## TASK TO CARRY OUT
In the data below, find every line with the string "fibers" and pull it out.

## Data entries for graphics
....................

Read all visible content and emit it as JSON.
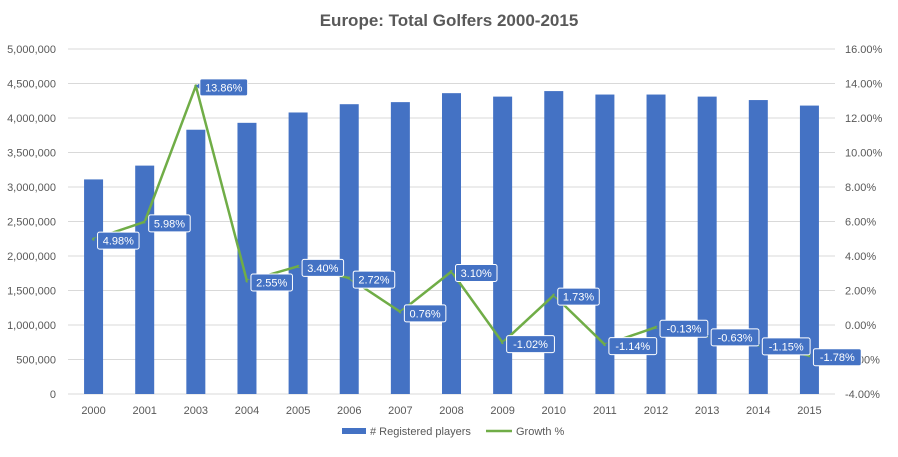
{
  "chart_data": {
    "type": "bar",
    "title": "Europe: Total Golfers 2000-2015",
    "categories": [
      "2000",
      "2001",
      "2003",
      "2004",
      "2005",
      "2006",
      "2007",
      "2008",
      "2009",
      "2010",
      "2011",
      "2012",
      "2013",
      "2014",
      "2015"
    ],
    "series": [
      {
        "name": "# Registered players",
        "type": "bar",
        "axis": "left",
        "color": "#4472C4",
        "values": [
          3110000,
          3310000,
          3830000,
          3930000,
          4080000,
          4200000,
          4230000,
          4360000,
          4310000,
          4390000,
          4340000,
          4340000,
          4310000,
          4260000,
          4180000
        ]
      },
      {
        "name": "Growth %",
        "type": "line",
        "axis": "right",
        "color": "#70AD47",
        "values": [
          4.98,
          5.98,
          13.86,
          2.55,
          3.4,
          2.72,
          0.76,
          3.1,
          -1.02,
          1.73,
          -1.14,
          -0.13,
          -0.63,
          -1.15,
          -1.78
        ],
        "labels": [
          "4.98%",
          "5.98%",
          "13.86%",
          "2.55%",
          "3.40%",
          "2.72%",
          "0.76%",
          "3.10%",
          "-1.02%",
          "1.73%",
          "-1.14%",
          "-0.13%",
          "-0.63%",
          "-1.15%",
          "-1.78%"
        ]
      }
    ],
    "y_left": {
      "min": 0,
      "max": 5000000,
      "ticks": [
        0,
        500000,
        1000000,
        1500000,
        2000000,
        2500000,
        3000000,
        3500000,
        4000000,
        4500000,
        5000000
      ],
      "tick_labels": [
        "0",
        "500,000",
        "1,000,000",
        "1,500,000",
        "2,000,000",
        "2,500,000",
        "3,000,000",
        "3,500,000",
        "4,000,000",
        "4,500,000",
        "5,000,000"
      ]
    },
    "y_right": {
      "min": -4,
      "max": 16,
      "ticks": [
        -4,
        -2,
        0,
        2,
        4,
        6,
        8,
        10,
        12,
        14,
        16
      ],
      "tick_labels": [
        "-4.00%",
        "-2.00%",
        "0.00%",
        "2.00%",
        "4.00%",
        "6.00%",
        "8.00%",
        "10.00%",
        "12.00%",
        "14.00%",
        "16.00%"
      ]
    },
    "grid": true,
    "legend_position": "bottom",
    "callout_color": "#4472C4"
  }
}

....................

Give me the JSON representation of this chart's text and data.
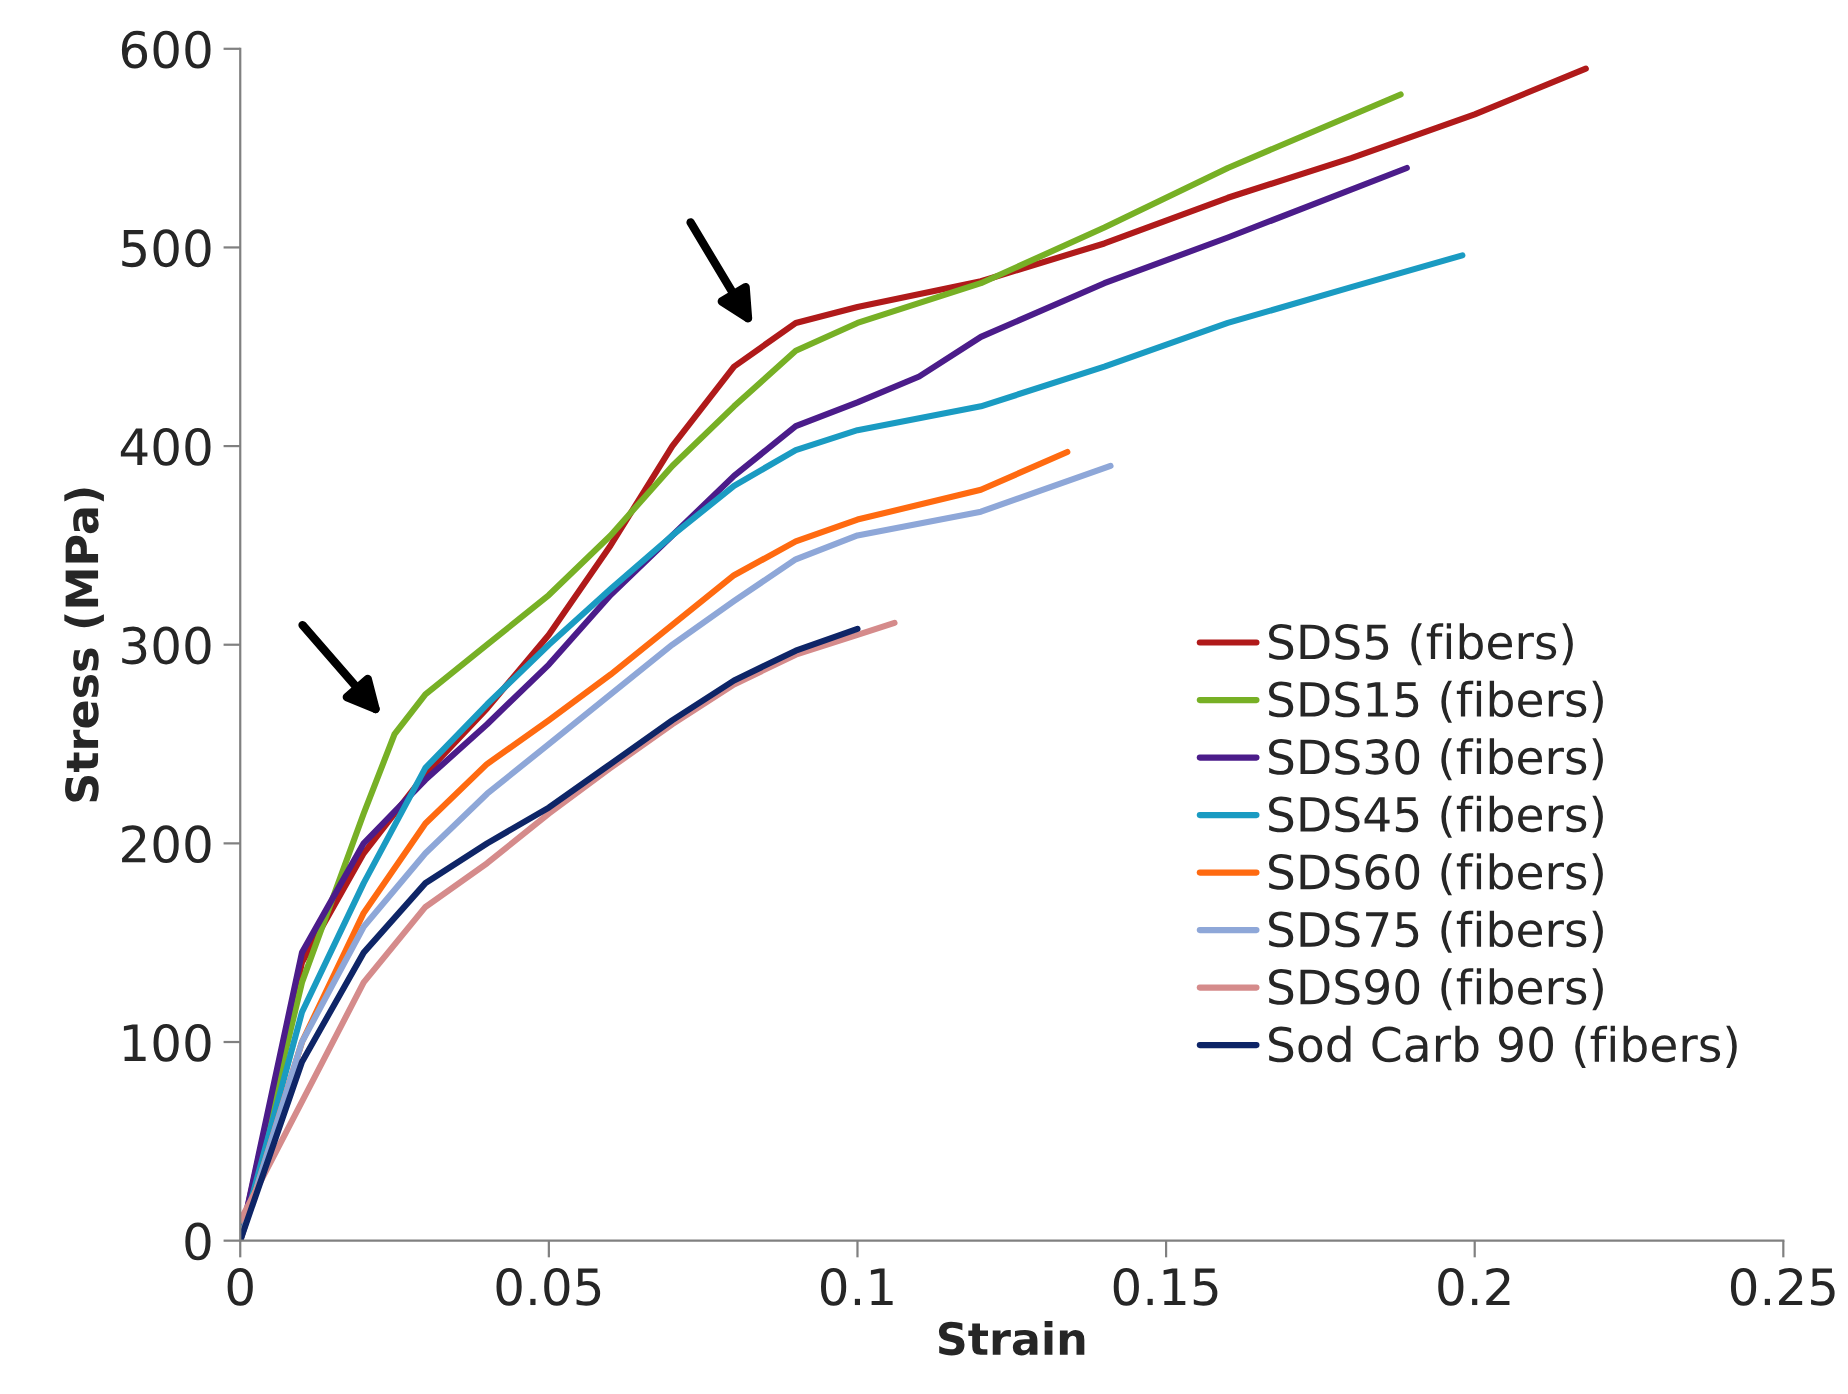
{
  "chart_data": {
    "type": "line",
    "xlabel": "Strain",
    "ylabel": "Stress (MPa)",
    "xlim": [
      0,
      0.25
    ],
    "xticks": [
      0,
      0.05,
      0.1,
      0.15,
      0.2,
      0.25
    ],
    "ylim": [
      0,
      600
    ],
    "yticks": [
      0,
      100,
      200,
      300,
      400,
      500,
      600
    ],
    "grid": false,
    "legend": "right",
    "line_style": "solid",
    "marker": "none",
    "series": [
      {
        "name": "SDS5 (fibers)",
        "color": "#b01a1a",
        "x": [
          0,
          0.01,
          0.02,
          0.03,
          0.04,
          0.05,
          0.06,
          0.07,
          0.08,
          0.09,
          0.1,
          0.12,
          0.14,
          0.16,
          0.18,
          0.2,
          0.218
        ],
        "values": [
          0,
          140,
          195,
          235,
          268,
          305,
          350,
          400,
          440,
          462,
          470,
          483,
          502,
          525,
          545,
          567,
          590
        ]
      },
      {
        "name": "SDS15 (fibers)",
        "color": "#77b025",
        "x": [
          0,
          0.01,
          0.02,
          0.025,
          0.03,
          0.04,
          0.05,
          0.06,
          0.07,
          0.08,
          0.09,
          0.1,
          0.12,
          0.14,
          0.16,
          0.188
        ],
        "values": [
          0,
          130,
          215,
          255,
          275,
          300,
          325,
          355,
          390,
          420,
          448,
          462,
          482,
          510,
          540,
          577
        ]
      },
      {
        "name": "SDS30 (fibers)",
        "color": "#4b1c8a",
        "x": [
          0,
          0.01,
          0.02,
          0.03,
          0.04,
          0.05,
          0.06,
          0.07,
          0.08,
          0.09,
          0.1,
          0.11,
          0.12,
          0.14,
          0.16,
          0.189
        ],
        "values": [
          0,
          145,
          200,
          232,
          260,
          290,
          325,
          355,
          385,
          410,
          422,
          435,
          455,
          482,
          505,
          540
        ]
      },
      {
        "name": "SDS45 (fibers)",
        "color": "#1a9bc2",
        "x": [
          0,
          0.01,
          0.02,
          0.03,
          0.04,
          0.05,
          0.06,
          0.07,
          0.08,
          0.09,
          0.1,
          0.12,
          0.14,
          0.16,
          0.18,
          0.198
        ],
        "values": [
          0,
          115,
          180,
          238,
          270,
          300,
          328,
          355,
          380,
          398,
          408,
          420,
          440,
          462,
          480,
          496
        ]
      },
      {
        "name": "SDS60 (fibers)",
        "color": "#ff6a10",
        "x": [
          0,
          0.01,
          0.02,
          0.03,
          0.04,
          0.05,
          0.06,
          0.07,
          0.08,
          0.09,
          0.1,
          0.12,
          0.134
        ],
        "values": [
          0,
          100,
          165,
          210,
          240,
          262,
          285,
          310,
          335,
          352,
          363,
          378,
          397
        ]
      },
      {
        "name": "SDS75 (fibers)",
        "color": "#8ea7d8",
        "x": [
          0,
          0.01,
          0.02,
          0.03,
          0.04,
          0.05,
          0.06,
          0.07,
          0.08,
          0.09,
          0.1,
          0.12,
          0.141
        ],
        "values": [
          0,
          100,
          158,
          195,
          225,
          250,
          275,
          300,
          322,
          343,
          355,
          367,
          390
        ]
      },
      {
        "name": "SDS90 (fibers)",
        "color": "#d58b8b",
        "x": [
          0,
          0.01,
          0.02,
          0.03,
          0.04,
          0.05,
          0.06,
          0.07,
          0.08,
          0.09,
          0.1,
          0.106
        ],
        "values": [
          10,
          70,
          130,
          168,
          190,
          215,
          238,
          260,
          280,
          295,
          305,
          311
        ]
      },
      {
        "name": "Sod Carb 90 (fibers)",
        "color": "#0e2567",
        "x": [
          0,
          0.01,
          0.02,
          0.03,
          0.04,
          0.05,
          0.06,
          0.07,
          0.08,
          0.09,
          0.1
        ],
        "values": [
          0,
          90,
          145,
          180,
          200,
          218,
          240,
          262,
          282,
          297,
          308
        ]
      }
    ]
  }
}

....................

## THE ANSWER
        "name": "SDS5 (fibers)",
        "name": "SDS15 (fibers)",
        "name": "SDS30 (fibers)",
        "name": "SDS45 (fibers)",
        "name": "SDS60 (fibers)",
        "name": "SDS75 (fibers)",
        "name": "SDS90 (fibers)",
        "name": "Sod Carb 90 (fibers)",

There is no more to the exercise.